What the task asks
From the entries below, please gather each line containing the string "marker".

Start Entries

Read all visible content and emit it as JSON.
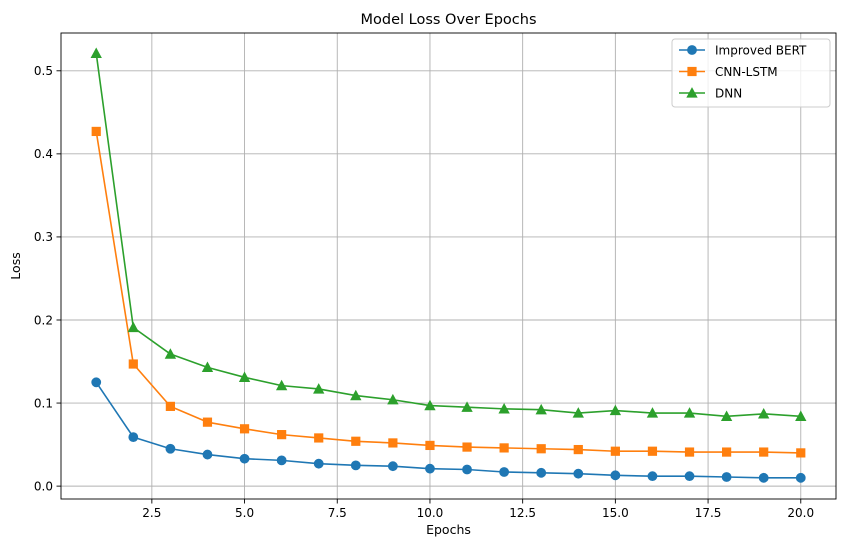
{
  "chart_data": {
    "type": "line",
    "title": "Model Loss Over Epochs",
    "xlabel": "Epochs",
    "ylabel": "Loss",
    "xlim": [
      0.05,
      20.95
    ],
    "ylim": [
      -0.0155,
      0.5455
    ],
    "x_ticks": [
      2.5,
      5.0,
      7.5,
      10.0,
      12.5,
      15.0,
      17.5,
      20.0
    ],
    "x_tick_labels": [
      "2.5",
      "5.0",
      "7.5",
      "10.0",
      "12.5",
      "15.0",
      "17.5",
      "20.0"
    ],
    "y_ticks": [
      0.0,
      0.1,
      0.2,
      0.3,
      0.4,
      0.5
    ],
    "y_tick_labels": [
      "0.0",
      "0.1",
      "0.2",
      "0.3",
      "0.4",
      "0.5"
    ],
    "grid": true,
    "legend_position": "top-right",
    "x": [
      1,
      2,
      3,
      4,
      5,
      6,
      7,
      8,
      9,
      10,
      11,
      12,
      13,
      14,
      15,
      16,
      17,
      18,
      19,
      20
    ],
    "series": [
      {
        "name": "Improved BERT",
        "color": "#1f77b4",
        "marker": "circle",
        "values": [
          0.125,
          0.059,
          0.045,
          0.038,
          0.033,
          0.031,
          0.027,
          0.025,
          0.024,
          0.021,
          0.02,
          0.017,
          0.016,
          0.015,
          0.013,
          0.012,
          0.012,
          0.011,
          0.01,
          0.01
        ]
      },
      {
        "name": "CNN-LSTM",
        "color": "#ff7f0e",
        "marker": "square",
        "values": [
          0.427,
          0.147,
          0.096,
          0.077,
          0.069,
          0.062,
          0.058,
          0.054,
          0.052,
          0.049,
          0.047,
          0.046,
          0.045,
          0.044,
          0.042,
          0.042,
          0.041,
          0.041,
          0.041,
          0.04
        ]
      },
      {
        "name": "DNN",
        "color": "#2ca02c",
        "marker": "triangle",
        "values": [
          0.521,
          0.191,
          0.159,
          0.143,
          0.131,
          0.121,
          0.117,
          0.109,
          0.104,
          0.097,
          0.095,
          0.093,
          0.092,
          0.088,
          0.091,
          0.088,
          0.088,
          0.084,
          0.087,
          0.084
        ]
      }
    ]
  }
}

End Entries

Finished answer
        "marker": "circle",
        "marker": "square",
        "marker": "triangle",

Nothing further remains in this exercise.